SHORT PROBLEM:
Below is a block of records. Copy every line in it that contains the word "ylabel".

EXTRACTED INFORMATION:
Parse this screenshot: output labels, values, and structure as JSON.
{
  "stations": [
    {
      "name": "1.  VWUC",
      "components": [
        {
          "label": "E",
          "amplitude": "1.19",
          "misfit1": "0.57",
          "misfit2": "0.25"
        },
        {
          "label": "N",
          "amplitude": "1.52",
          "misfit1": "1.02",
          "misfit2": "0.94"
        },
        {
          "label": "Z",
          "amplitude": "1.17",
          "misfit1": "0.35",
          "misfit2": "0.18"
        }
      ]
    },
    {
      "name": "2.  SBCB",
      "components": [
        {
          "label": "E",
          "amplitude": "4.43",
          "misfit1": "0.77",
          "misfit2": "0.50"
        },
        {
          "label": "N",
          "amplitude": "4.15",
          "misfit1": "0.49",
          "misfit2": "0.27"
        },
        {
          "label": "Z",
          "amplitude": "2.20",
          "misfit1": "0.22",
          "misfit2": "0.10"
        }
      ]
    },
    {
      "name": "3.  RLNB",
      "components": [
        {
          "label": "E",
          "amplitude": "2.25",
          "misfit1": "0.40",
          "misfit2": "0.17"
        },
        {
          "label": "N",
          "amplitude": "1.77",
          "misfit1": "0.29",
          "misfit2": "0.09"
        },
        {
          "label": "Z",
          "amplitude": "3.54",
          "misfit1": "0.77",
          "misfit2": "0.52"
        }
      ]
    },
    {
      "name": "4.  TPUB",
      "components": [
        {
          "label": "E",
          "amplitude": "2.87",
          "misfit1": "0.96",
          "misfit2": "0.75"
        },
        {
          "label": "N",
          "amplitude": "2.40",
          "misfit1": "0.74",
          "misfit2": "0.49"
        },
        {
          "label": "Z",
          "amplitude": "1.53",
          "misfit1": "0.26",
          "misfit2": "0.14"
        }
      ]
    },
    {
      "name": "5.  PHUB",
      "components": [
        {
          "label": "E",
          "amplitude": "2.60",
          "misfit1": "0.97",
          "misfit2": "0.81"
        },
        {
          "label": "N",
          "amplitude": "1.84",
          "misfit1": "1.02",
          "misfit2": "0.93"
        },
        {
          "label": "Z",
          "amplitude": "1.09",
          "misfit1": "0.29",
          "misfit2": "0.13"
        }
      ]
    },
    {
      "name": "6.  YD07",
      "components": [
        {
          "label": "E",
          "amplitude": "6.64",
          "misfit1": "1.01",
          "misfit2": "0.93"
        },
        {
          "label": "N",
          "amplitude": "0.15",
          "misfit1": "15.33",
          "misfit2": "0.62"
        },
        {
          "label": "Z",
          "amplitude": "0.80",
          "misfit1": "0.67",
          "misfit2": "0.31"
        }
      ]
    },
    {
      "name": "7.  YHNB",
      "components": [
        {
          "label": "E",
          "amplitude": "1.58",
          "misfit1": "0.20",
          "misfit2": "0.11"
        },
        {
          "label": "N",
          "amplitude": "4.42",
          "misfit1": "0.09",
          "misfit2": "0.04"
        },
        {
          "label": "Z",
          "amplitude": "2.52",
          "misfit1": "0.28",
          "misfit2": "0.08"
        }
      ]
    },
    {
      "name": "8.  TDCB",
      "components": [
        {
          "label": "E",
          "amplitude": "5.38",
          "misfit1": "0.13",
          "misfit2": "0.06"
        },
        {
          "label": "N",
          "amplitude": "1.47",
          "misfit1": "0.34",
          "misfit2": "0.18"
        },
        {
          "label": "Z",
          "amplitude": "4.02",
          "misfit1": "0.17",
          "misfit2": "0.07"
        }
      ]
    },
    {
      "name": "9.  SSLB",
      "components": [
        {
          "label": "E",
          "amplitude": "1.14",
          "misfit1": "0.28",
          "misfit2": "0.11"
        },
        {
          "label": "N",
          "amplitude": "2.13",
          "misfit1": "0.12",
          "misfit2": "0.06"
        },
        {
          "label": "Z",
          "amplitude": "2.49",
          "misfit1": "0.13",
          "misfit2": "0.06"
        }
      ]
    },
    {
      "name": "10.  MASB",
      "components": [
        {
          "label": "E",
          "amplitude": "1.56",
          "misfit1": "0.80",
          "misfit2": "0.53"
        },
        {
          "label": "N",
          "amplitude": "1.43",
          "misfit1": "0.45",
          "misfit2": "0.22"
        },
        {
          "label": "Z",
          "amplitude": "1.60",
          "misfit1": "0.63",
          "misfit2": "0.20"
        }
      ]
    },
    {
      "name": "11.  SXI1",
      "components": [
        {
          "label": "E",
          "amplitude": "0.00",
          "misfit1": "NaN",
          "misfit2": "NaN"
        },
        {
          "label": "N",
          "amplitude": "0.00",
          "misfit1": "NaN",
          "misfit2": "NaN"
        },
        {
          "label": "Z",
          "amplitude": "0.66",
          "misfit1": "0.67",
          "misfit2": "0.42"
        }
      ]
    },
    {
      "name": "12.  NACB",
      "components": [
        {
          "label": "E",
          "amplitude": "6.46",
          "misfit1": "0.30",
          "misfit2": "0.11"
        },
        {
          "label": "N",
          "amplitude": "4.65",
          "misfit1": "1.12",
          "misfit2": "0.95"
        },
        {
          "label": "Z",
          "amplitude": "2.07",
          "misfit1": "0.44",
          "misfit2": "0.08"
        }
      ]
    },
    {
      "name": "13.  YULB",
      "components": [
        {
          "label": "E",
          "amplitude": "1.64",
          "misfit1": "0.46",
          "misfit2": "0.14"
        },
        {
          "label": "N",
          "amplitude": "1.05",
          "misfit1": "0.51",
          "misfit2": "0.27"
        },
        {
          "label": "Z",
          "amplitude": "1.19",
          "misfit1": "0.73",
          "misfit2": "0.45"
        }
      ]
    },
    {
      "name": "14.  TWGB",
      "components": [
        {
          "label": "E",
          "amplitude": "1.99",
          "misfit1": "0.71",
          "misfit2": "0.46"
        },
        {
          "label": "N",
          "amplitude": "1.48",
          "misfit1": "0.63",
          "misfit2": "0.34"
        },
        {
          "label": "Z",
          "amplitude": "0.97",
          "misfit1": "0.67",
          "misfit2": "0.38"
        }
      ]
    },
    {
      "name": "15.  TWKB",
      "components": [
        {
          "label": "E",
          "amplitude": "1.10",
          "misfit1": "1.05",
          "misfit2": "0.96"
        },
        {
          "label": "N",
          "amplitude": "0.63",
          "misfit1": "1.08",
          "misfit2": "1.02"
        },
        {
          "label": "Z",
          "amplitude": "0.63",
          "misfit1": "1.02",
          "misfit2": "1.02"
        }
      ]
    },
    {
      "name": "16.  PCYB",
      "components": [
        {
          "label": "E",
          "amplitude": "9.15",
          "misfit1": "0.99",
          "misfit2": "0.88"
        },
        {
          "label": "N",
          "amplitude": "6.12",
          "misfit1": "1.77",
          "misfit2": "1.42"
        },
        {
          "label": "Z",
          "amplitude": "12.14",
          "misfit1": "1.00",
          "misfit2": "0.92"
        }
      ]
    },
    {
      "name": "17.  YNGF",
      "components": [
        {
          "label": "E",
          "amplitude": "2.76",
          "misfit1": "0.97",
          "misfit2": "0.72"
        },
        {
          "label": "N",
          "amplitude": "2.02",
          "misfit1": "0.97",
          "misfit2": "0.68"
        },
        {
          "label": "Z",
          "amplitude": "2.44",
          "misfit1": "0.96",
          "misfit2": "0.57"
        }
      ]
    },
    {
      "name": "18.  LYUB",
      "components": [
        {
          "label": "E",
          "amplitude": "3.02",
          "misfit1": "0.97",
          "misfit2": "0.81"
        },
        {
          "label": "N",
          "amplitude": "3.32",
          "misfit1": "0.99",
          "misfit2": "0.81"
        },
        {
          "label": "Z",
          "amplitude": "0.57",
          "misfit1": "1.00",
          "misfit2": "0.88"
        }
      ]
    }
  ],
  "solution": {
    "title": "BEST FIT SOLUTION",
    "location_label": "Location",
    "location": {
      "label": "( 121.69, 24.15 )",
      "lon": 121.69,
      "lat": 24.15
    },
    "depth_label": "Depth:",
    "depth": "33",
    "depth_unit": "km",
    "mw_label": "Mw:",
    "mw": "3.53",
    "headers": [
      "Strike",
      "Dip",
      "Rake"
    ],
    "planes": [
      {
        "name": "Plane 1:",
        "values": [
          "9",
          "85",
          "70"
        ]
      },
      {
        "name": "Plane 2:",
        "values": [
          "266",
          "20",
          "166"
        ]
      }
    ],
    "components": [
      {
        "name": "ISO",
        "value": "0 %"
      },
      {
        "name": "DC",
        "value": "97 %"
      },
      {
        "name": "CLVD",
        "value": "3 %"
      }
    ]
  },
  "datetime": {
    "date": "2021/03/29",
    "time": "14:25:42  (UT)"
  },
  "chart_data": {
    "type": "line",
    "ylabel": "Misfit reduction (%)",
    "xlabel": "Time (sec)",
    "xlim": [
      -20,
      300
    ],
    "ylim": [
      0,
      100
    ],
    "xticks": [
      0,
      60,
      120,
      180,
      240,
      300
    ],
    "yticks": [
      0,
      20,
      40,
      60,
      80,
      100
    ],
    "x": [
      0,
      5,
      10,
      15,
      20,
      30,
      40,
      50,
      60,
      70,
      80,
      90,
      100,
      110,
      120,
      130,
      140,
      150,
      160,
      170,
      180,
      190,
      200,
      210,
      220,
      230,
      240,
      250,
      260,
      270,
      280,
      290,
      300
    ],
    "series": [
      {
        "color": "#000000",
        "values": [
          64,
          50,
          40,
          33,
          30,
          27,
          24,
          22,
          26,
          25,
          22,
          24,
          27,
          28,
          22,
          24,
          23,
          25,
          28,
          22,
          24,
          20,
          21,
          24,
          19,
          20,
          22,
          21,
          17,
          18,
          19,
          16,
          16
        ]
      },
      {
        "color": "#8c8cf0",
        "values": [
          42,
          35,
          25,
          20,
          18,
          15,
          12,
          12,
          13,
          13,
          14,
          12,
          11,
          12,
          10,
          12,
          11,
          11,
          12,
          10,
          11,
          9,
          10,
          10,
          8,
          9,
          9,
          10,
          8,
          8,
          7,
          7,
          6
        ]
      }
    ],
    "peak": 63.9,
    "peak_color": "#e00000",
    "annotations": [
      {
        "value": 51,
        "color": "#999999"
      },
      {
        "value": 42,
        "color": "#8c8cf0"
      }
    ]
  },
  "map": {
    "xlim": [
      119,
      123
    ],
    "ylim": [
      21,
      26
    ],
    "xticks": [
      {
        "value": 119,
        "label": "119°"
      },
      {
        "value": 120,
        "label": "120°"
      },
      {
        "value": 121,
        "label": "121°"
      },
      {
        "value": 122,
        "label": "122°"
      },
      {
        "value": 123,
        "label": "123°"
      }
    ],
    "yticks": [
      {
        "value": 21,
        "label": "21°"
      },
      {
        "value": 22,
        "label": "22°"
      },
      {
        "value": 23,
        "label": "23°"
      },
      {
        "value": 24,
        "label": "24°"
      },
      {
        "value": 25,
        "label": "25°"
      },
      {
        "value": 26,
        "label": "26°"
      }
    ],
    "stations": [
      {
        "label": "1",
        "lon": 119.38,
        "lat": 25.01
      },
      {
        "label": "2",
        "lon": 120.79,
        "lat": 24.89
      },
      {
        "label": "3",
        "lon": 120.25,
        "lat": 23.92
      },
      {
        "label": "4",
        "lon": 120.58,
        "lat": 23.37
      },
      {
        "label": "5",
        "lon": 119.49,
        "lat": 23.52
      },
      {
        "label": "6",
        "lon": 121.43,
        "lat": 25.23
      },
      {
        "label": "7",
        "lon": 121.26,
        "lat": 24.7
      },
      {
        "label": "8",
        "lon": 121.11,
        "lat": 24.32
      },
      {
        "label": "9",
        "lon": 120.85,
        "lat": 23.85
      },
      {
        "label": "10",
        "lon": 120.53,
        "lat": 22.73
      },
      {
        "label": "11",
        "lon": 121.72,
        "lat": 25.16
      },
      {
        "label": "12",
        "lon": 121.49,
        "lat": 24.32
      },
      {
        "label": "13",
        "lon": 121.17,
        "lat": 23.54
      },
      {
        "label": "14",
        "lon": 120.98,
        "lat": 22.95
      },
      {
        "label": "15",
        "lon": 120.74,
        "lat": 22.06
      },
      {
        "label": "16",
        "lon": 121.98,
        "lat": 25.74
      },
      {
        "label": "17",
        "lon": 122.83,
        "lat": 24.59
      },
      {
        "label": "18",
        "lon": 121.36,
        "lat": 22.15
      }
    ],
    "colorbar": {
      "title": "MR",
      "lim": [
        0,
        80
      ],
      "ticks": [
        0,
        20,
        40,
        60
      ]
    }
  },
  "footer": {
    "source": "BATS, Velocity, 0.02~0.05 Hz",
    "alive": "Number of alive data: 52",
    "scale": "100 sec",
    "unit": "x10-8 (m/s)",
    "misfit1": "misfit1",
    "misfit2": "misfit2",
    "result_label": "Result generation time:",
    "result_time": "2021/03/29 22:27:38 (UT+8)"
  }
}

...

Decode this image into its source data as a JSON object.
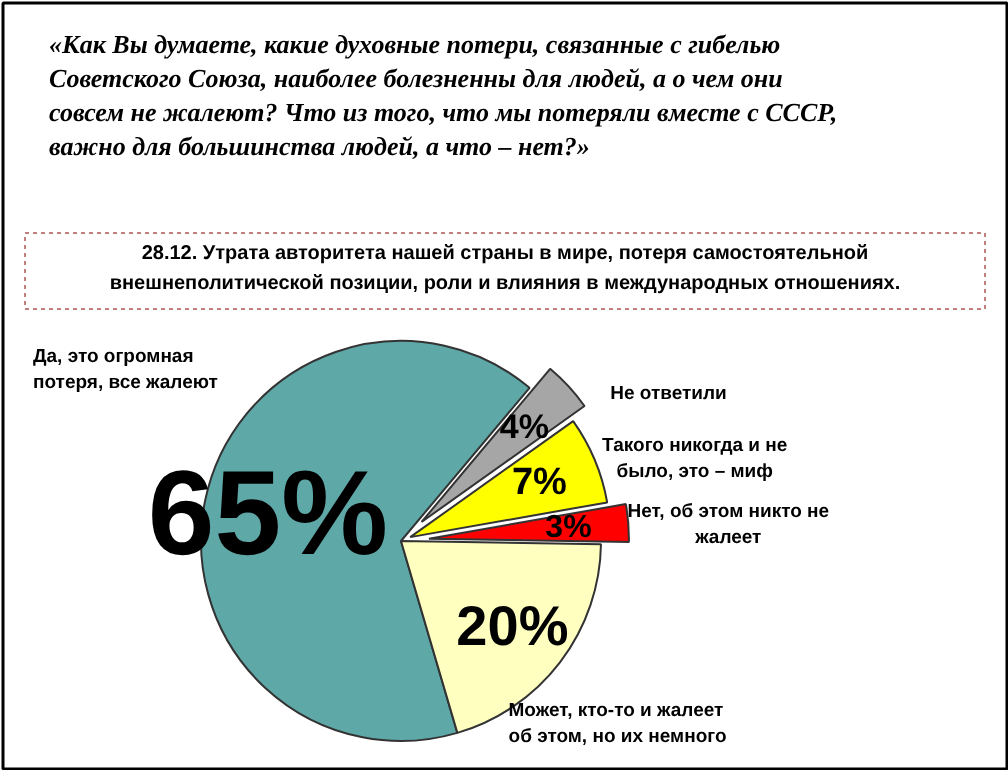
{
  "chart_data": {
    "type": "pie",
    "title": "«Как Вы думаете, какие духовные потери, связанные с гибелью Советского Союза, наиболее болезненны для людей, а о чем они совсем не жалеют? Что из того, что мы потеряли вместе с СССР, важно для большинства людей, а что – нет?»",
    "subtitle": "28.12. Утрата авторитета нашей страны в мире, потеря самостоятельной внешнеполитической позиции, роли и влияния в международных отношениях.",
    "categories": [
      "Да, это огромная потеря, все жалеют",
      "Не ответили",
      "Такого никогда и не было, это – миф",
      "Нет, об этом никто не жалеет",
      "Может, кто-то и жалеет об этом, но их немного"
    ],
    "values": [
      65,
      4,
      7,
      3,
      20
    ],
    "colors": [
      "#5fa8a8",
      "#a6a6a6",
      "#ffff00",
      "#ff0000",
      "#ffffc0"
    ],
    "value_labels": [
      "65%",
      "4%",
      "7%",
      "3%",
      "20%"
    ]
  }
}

...

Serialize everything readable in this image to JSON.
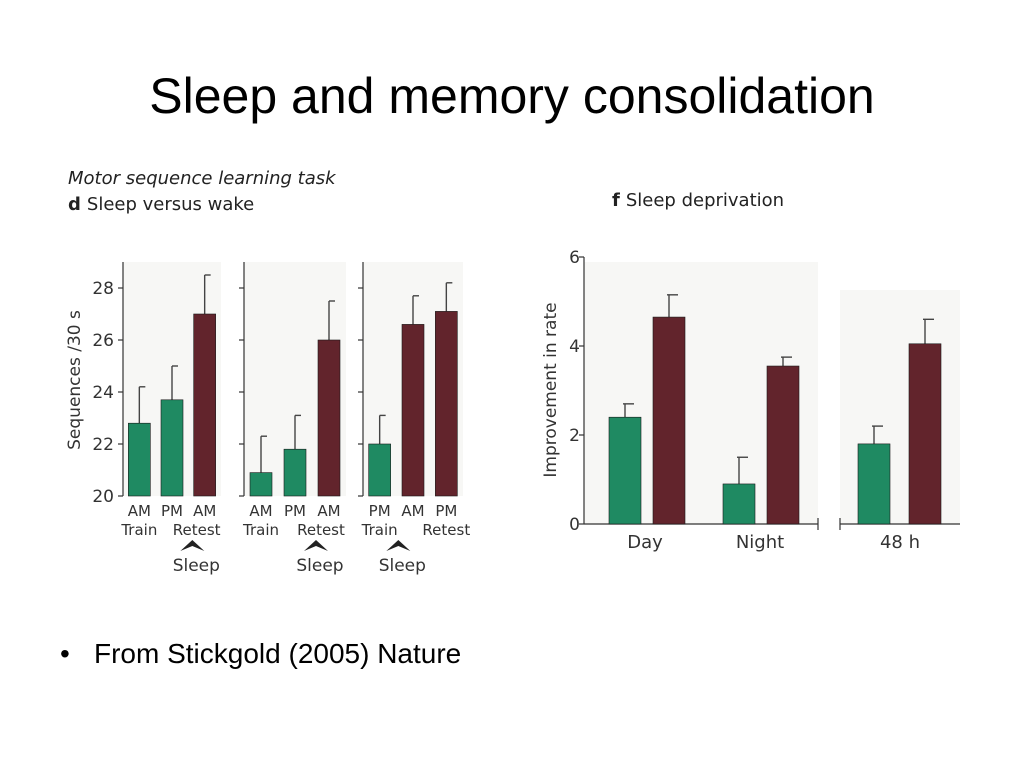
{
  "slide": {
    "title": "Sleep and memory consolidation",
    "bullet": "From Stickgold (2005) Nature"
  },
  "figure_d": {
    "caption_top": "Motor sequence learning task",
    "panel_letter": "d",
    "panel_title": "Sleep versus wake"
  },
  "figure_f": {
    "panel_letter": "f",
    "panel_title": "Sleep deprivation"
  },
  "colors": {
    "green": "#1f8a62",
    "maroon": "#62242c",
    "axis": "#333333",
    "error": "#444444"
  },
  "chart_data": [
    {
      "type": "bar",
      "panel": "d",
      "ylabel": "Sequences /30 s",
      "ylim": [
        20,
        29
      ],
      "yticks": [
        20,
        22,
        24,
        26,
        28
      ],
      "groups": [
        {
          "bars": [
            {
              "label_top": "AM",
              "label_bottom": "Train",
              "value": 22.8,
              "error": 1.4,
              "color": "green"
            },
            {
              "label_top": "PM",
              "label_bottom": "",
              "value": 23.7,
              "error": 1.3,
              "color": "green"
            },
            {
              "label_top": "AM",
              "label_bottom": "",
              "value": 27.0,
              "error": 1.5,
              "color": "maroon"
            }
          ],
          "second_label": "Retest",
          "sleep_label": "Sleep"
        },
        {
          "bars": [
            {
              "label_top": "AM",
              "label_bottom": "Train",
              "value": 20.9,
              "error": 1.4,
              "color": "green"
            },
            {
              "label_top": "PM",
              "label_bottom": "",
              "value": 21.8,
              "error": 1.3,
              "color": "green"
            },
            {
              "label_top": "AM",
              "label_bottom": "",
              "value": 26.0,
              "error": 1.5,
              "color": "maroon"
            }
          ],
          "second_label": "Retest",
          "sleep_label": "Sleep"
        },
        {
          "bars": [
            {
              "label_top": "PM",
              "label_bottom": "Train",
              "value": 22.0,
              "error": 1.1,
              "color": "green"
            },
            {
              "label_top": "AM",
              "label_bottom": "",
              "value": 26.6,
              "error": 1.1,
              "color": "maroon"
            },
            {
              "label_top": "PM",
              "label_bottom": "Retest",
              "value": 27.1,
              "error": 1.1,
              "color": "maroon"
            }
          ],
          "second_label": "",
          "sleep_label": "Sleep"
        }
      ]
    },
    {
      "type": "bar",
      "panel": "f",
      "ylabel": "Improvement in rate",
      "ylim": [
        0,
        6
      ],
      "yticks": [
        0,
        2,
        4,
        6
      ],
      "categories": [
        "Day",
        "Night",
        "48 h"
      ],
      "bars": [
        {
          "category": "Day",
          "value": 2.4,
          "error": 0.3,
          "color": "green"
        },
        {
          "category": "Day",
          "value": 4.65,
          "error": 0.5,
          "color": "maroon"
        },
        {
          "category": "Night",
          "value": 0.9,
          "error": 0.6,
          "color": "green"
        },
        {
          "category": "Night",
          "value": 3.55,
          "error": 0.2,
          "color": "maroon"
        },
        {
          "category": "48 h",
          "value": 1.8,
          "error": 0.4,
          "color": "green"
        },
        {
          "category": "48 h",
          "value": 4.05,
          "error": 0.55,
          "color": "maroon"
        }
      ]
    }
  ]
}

CORRECT RESULT:
    "ylabel": "Misfit reduction (%)",
      "ylabel": "Sequences /30 s",
      "ylabel": "Improvement in rate",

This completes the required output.